══ Document passage ══

Say it again.
Today I woke up thinking about war. Again. And I wondered if I had any other thoughts left. Reaching for beauty when the world offers nothing but ugliness.
War.
What is it good for? Like the song – absolutely nothing, say it again.
It’s good for erasing all the thoughts in my head. Better that, I tell myself, than weeping for a dead…
No. Even the mention makes disaster commonplace. An image of the TV leaders of this catastrophe comes to mind. From the Greek katastrophē, to overturn, from kata – down, strophe, a turning, strophe – a unit in a poem. So much overturned, while they turn over the remains, scraping money from the ashes. The TV image, as they give us the gospel according to the loudest and most cynical, blessed be the name of the vain. Not a painting, but digital ugliness, costumed as leadership. A flawed outfit with overly large shoes, sweaty skin, caverning, wide mouths with American teeth spewing the language of war crimes.

═══
══ Material supplied ══

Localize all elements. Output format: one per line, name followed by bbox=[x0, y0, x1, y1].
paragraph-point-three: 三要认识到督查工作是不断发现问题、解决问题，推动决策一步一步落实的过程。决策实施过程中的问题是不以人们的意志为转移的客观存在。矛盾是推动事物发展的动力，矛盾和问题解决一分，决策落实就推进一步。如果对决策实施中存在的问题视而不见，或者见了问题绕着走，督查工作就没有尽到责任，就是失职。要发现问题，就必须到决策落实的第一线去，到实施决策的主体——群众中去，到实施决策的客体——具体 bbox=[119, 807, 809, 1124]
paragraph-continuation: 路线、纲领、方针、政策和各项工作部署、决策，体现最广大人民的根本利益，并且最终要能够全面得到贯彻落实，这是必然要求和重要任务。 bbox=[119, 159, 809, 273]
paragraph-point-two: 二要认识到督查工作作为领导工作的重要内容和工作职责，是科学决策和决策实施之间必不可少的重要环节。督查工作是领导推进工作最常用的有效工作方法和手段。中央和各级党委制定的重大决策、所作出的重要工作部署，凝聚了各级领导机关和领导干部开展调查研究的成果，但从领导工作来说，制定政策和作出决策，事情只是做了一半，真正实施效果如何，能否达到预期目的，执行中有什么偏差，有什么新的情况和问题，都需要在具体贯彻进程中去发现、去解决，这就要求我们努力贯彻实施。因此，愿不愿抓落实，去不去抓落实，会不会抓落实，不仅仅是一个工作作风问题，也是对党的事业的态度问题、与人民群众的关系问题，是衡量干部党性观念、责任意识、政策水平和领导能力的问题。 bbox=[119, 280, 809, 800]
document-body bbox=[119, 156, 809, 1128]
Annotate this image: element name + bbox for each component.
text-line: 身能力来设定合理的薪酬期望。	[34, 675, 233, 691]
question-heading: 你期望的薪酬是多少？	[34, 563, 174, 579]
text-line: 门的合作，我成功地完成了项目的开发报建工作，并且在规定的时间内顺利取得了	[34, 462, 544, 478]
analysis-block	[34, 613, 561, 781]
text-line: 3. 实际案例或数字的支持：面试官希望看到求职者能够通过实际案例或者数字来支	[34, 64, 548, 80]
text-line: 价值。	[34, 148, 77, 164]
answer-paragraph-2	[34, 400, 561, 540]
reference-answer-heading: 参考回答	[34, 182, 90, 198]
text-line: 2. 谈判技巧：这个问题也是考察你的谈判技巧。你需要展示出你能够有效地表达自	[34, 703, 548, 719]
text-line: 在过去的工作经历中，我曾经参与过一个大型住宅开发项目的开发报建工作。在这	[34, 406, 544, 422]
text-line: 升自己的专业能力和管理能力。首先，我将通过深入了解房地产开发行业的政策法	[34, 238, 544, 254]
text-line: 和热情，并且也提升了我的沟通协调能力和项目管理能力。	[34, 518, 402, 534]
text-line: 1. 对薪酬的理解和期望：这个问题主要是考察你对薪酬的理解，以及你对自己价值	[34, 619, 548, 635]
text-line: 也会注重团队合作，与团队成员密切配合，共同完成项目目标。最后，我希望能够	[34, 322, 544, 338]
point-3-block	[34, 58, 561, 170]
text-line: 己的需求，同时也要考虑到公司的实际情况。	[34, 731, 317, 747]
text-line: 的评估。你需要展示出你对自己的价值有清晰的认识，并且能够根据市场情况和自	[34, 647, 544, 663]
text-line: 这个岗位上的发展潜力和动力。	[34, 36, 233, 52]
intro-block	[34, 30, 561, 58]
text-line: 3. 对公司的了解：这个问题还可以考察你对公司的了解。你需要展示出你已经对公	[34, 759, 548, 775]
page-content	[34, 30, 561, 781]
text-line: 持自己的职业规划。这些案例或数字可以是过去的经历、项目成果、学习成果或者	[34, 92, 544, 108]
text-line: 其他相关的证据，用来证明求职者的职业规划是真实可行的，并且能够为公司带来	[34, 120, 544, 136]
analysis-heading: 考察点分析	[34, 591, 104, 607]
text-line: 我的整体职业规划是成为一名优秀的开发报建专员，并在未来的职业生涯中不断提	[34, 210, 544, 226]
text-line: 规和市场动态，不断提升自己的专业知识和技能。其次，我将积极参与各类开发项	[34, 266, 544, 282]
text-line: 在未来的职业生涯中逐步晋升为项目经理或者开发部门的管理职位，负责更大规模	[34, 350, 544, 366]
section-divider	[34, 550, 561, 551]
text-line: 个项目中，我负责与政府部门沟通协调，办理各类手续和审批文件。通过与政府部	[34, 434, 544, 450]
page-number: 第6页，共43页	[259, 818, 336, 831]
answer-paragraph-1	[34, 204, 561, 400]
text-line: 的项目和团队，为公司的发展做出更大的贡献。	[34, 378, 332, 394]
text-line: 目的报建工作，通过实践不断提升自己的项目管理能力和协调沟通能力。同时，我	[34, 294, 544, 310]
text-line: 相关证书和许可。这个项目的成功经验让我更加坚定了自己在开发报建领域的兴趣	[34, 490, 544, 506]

═══

Answer these about the text on war:
(a) What did the writer wake up thinking about today?
(b) According to the song, what is war good for?
(c) In the Greek word katastrophē, what does "kata" mean?

Task response>
(a) War.
(b) Absolutely nothing.
(c) Down.